**Text segment:**
"""

Physics of Language Models: Part 4.2, Canon Layers at Scale where Synthetic Pretraining Resonates in Reality

Author: Zeyuan Allen-Zhu

Welcome to this code repository for the Physics of Language Models series. This repository provides all the resources required to reproduce results from the series' Part 4, as well as relevant contributions from Parts 1, 3.1, and 3.3. Below, we describe the key components of this release.

📑Repository Contents

🔴 Data Generators: `data-synthetic-pretrain` and `data-reallife-eval`

The synthetic pretraining playground includes the Depo, Brevo, Capo, Mano, and Lano datasets introduced in Physics of Language Models: Part 4.1 — Architecture Design and the Magic of Canon Layers. Three are trivial to reimplement; the remaining two are provided here:

Lano — also featured in Part 1: Learning Hierarchical Language Structures.
Capo — includes bioS and bioR generators from Part 3.1: Knowledge Storage and Extraction and Part 3.3: Knowledge Capacity Scaling Laws.
Depo, Brevo, Mano — includes Depo1, Depo2, Brevo1, Brevo2 and Mano datasets used in Part 4.1: Architecture Design and the Magic of Canon Layers.

The real-life experiments in Part 4.1 also used the following evaluation tasks:

multi-hop — a birth-year multi-hop in-context retrieval task, arguably the simplest and most natural real-life multi-hop benchmark.
Babilong — slightly modified few-shot prompts from the original Babilong evaluation setup.

🔴 `huggingface` and `huggingface_linear`

Huggingface-style models that add Canon layer supports, as highlighted in Physics of Language Models: Part 4.1:

Current models:
- LlamaCanon: Includes Canon layers, QK-norm, and partial RoPE support (see huggingface)
- GLA (with GLA5 modifications), GDN (with GDN2 modifications), and Mamba2 models (see huggingface_linear)

🔴 `lingua_modified`

A modified version of Meta’s Lingua codebase which is optimized for efficient pretraining. Key modifications include:

For Transformer(Llama) training:
- Added support for Canon-ABCD layers, QK-norm, z-loss, and partial RoPE for Transformer.
- Compatibility with the above Hugging Face LlamaCanon model (bonus: a load_from_lingua_state method for seamless loading of Lingua state_dicts).

cd lingua_modified
python -m lingua.stool script=apps.main.train nodes=1 config=apps/main/configs/canon_1B.yaml account=<bla> qos=<bla>

For Linear model (GLA/GDN/Mamba2) training:
- Added support for Canon-AbCD layers
- Using low-rank gating on GLA / GDN (codenames GLA5 and GDN2)

cd lingua_modified
python -m lingua.stool script=apps.gla.train nodes=1 config=apps/gla/configs/gla5_1B.yaml account=<bla> qos=<bla>
python -m lingua.stool script=apps.gla.train nodes=1 config=apps/gla/configs/gdn2_1B.yaml account=<bla> qos=<bla>
python -m lingua.stool script=apps.gla.train nodes=1 config=apps/gla/configs/mamba2_1B.yaml account=<bla> qos=<bla>

🔴 `canon_llama_recipes`

Comprehensive training recipes (YAML files) for reproducing our 16 released Llama/LlamaCanon model weights on Hugging Face.

"""

**Dataset records:**
"""

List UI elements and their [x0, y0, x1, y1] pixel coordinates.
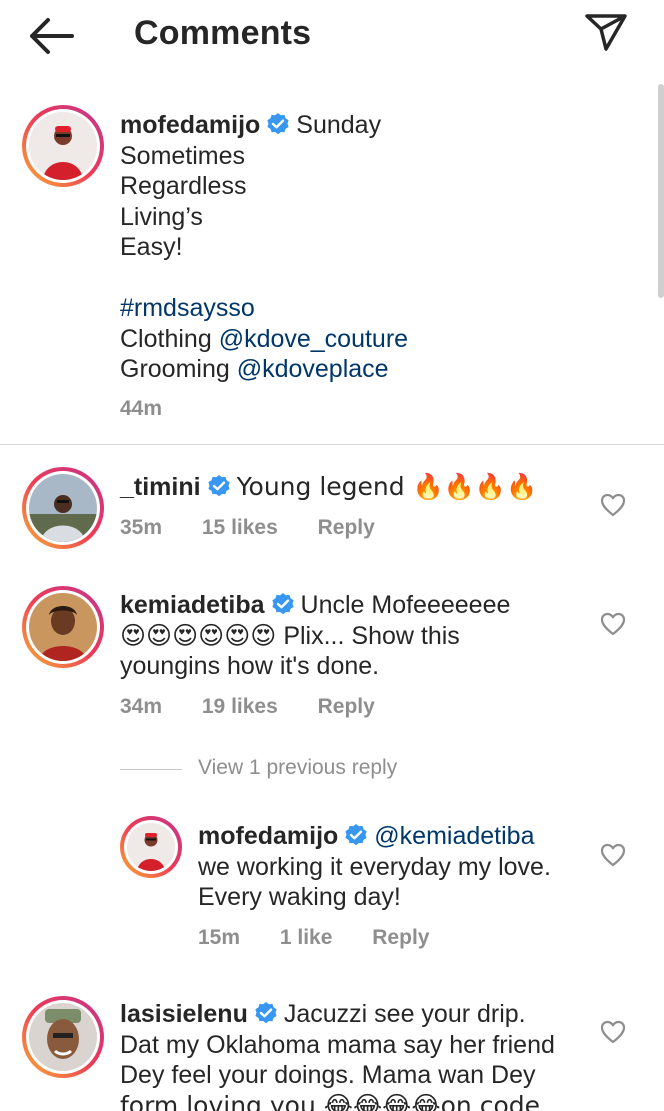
likes-count[interactable]: 15 likes: [202, 516, 278, 539]
avatar[interactable]: [22, 996, 104, 1078]
comment-body: Young legend 🔥🔥🔥🔥: [236, 472, 538, 501]
comment-body: Plix... Show this: [283, 621, 460, 650]
comment-body: form loving you 😂😂😂😂on code: [120, 1090, 540, 1111]
avatar[interactable]: [22, 105, 104, 187]
comment-username[interactable]: lasisielenu: [120, 1000, 248, 1028]
comment-body: Dat my Oklahoma mama say her friend: [120, 1030, 555, 1059]
like-heart-icon[interactable]: [600, 493, 626, 517]
reply-body: we working it everyday my love.: [198, 852, 551, 881]
like-heart-icon[interactable]: [600, 612, 626, 636]
emoji-row: 😍😍😍😍😍😍: [120, 620, 277, 650]
avatar[interactable]: [22, 586, 104, 668]
verified-badge-icon: [254, 1001, 278, 1025]
reply-body: Every waking day!: [198, 883, 401, 911]
comment-body: Dey feel your doings. Mama wan Dey: [120, 1061, 536, 1089]
hashtag-link[interactable]: #rmdsaysso: [120, 294, 255, 322]
mention-link[interactable]: @kemiadetiba: [374, 822, 534, 850]
reply-button[interactable]: Reply: [372, 926, 429, 949]
avatar[interactable]: [22, 467, 104, 549]
comment-text: kemiadetiba Uncle Mofeeeeeee 😍😍😍😍😍😍 Plix.…: [120, 590, 590, 682]
verified-badge-icon: [266, 112, 290, 136]
reply-button[interactable]: Reply: [318, 695, 375, 718]
caption-username[interactable]: mofedamijo: [120, 111, 260, 139]
caption-line: Easy!: [120, 233, 183, 261]
mention-link[interactable]: @kdoveplace: [237, 355, 389, 383]
view-replies-label[interactable]: View 1 previous reply: [198, 756, 397, 780]
reply-meta: 15m 1 like Reply: [198, 926, 463, 950]
caption-time: 44m: [120, 397, 163, 420]
caption-text: mofedamijo Sunday Sometimes Regardless Li…: [120, 110, 640, 385]
caption-meta: 44m: [120, 397, 196, 421]
comment-username[interactable]: _timini: [120, 473, 201, 501]
likes-count[interactable]: 1 like: [280, 926, 333, 949]
comment-username[interactable]: kemiadetiba: [120, 591, 265, 619]
likes-count[interactable]: 19 likes: [202, 695, 278, 718]
direct-share-icon[interactable]: [584, 12, 628, 52]
reply-username[interactable]: mofedamijo: [198, 822, 338, 850]
caption-line: Regardless: [120, 172, 247, 200]
comment-body: Uncle Mofeeeeeee: [300, 591, 511, 619]
divider: [0, 444, 664, 445]
mention-link[interactable]: @kdove_couture: [219, 325, 408, 353]
top-bar: Comments: [0, 0, 664, 70]
comment-text: lasisielenu Jacuzzi see your drip. Dat my…: [120, 999, 596, 1111]
comment-meta: 35m 15 likes Reply: [120, 516, 409, 540]
comment-body: Jacuzzi see your drip.: [283, 1000, 526, 1028]
comment-time: 34m: [120, 695, 163, 718]
comment-text: _timini Young legend 🔥🔥🔥🔥: [120, 472, 580, 503]
caption-line: Sometimes: [120, 141, 246, 170]
avatar[interactable]: [120, 816, 182, 878]
verified-badge-icon: [344, 823, 368, 847]
like-heart-icon[interactable]: [600, 843, 626, 867]
reply-text: mofedamijo @kemiadetiba we working it eve…: [198, 821, 598, 913]
verified-badge-icon: [271, 592, 295, 616]
clothing-label: Clothing: [120, 324, 212, 353]
caption-line: Living’s: [120, 202, 203, 231]
page-title: Comments: [134, 14, 312, 52]
reply-button[interactable]: Reply: [318, 516, 375, 539]
scrollbar[interactable]: [658, 84, 664, 298]
comment-meta: 34m 19 likes Reply: [120, 695, 409, 719]
reply-time: 15m: [198, 926, 241, 949]
like-heart-icon[interactable]: [600, 1020, 626, 1044]
grooming-label: Grooming: [120, 355, 230, 383]
comment-time: 35m: [120, 516, 163, 539]
back-arrow-icon[interactable]: [28, 16, 76, 56]
replies-line: [120, 769, 182, 770]
verified-badge-icon: [207, 474, 231, 498]
caption-line: Sunday: [296, 111, 382, 139]
comment-body: youngins how it's done.: [120, 652, 380, 680]
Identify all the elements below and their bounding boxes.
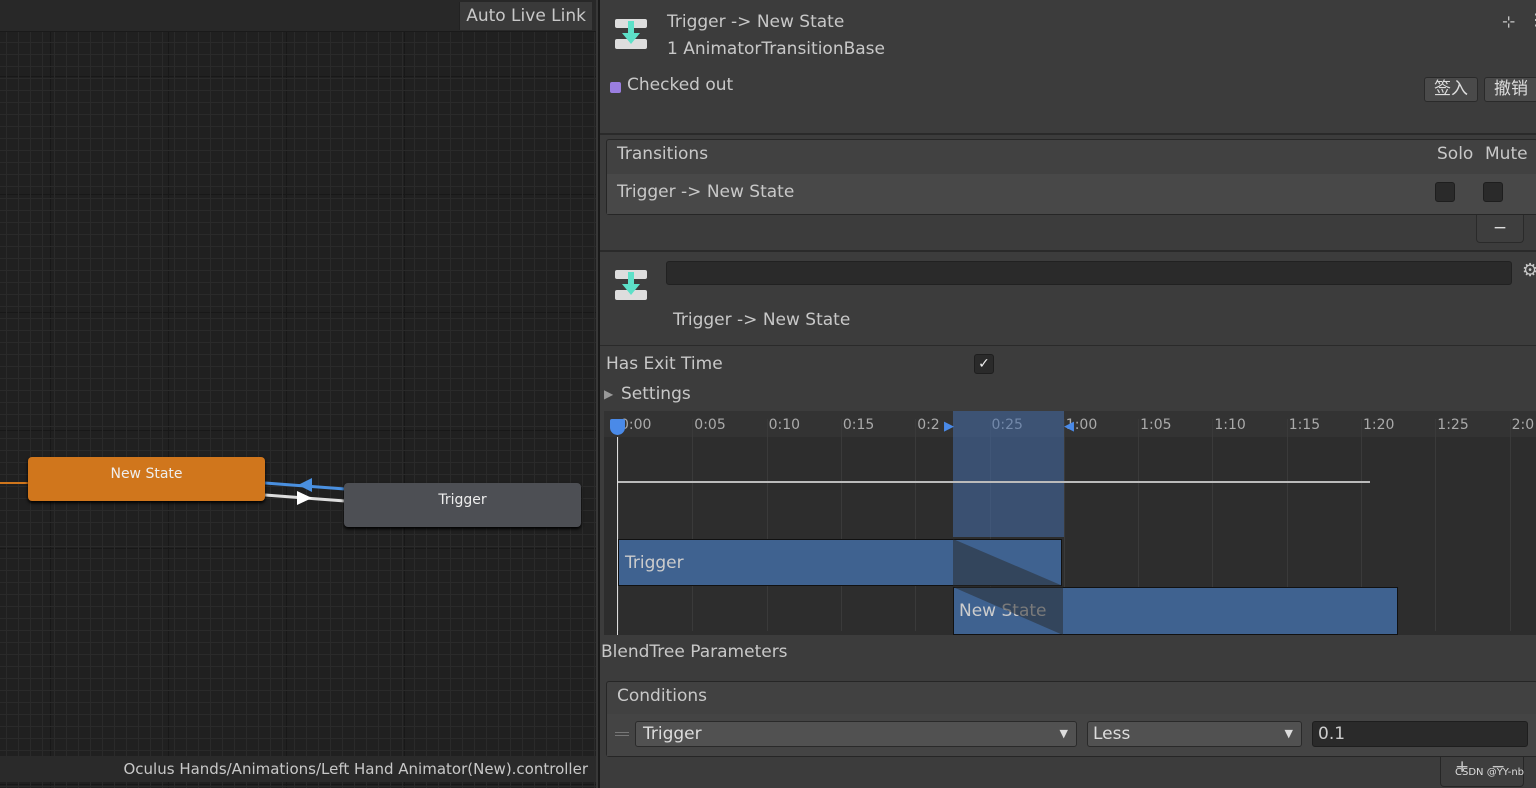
playhead-marker[interactable]	[610, 419, 625, 435]
chevron-down-icon: ▼	[1059, 727, 1068, 740]
parameter-curve	[618, 481, 1370, 483]
timeline-tick-label: 0:05	[694, 417, 726, 433]
timeline-tick-label: 1:20	[1363, 417, 1395, 433]
conditions-list: Conditions Trigger ▼ Less ▼	[606, 681, 1536, 757]
transitions-header: Transitions	[617, 144, 709, 164]
transition-icon	[615, 19, 647, 49]
timeline-tick-label: 0:15	[842, 417, 875, 433]
drag-handle-icon[interactable]	[615, 732, 629, 736]
node-trigger[interactable]: Trigger	[344, 483, 581, 527]
transition-timeline[interactable]: 0:000:050:100:150:20:251:001:051:101:151…	[604, 411, 1536, 635]
transition-title: Trigger -> New State	[673, 310, 851, 330]
gear-icon[interactable]: ⚙	[1522, 260, 1536, 281]
playhead-line	[617, 437, 618, 635]
solo-header: Solo	[1437, 144, 1474, 164]
chevron-down-icon: ▼	[1284, 727, 1293, 740]
transition-row[interactable]: Trigger -> New State	[607, 174, 1536, 214]
timeline-tick-label: 0:2	[917, 417, 940, 433]
timeline-gridline	[915, 419, 917, 631]
transition-end-marker[interactable]: ◀	[1064, 419, 1074, 434]
solo-checkbox[interactable]	[1435, 182, 1455, 202]
blend-wedge	[953, 539, 1063, 635]
condition-row[interactable]: Trigger ▼ Less ▼	[607, 714, 1536, 756]
exit-time-marker[interactable]: ▶	[944, 419, 954, 434]
watermark: CSDN @YY-nb	[1455, 767, 1525, 778]
has-exit-time-label: Has Exit Time	[606, 354, 723, 374]
preset-icon[interactable]: ⊹	[1502, 12, 1515, 31]
timeline-tick-label: 0:10	[768, 417, 801, 433]
settings-foldout[interactable]: Settings	[621, 384, 691, 404]
condition-mode-dropdown[interactable]: Less ▼	[1087, 721, 1302, 747]
vcs-status: Checked out	[627, 75, 734, 95]
timeline-tick-label: 1:15	[1288, 417, 1321, 433]
has-exit-time-checkbox[interactable]: ✓	[974, 354, 994, 374]
checkin-button[interactable]: 签入	[1424, 77, 1478, 102]
mute-checkbox[interactable]	[1483, 182, 1503, 202]
timeline-tick-label: 1:10	[1214, 417, 1246, 433]
transition-arrows[interactable]	[0, 0, 596, 788]
animator-graph[interactable]: Auto Live Link New State Trigger Oculus …	[0, 0, 596, 788]
node-label: New State	[110, 466, 183, 482]
transition-duration-region[interactable]	[953, 411, 1064, 537]
inspector-subtitle: 1 AnimatorTransitionBase	[667, 39, 885, 59]
controller-path: Oculus Hands/Animations/Left Hand Animat…	[0, 756, 596, 782]
timeline-tick-label: 1:25	[1437, 417, 1469, 433]
condition-threshold-input[interactable]	[1312, 721, 1528, 747]
more-menu-icon[interactable]: ⋮	[1528, 10, 1536, 29]
transitions-list: Transitions Solo Mute Trigger -> New Sta…	[606, 139, 1536, 215]
conditions-footer: + − CSDN @YY-nb	[1440, 757, 1524, 787]
transition-row-label: Trigger -> New State	[617, 182, 795, 202]
timeline-gridline	[618, 419, 619, 631]
conditions-header: Conditions	[617, 686, 707, 706]
timeline-gridline	[766, 419, 768, 631]
timeline-gridline	[692, 419, 694, 631]
source-state-label: Trigger	[625, 553, 684, 573]
node-label: Trigger	[438, 492, 487, 508]
revert-button[interactable]: 撤销	[1484, 77, 1536, 102]
checked-out-icon	[610, 82, 621, 93]
node-new-state[interactable]: New State	[28, 457, 265, 501]
mode-value: Less	[1093, 724, 1131, 744]
timeline-gridline	[1435, 419, 1437, 631]
transition-name-input[interactable]	[666, 261, 1512, 285]
remove-transition-button[interactable]: −	[1476, 215, 1524, 243]
timeline-gridline	[1509, 419, 1511, 631]
timeline-tick-label: 2:0	[1511, 417, 1535, 433]
inspector-panel: Trigger -> New State 1 AnimatorTransitio…	[598, 0, 1536, 788]
blendtree-parameters-label: BlendTree Parameters	[601, 642, 788, 662]
settings-expand-icon[interactable]: ▶	[604, 387, 613, 401]
condition-parameter-dropdown[interactable]: Trigger ▼	[635, 721, 1077, 747]
inspector-title: Trigger -> New State	[667, 12, 845, 32]
arrow-icon	[298, 478, 312, 492]
timeline-gridline	[840, 419, 842, 631]
mute-header: Mute	[1485, 144, 1528, 164]
arrow-icon	[297, 491, 312, 505]
transition-icon	[615, 270, 647, 300]
parameter-value: Trigger	[643, 724, 702, 744]
timeline-tick-label: 1:05	[1140, 417, 1172, 433]
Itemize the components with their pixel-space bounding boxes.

"""

**Prompt A:** Reproduce the passage from the repository text, starting at "- Compatibility with" and ending at "GLA5 and GDN2)".
**Prompt B:** Decide whether each statement agrees with the repository text, answering yes or no and quoting the words that settle it: (i) The Capo dataset includes bioS and bioR generators. (ii) The training recipes reproduce 12 released model weights. (iii) The modified Lingua codebase comes from Meta.

**Written response A:**
- Compatibility with the above Hugging Face LlamaCanon model (bonus: a load_from_lingua_state method for seamless loading of Lingua state_dicts).

cd lingua_modified
python -m lingua.stool script=apps.main.train nodes=1 config=apps/main/configs/canon_1B.yaml account=<bla> qos=<bla>

For Linear model (GLA/GDN/Mamba2) training:
- Added support for Canon-AbCD layers
- Using low-rank gating on GLA / GDN (codenames GLA5 and GDN2)

**Written response B:**
(i) Yes: "Capo — includes bioS and bioR generators"
(ii) No: "reproducing our 16 released Llama/LlamaCanon model weights on Hugging Face"
(iii) Yes: "A modified version of Meta’s Lingua codebase"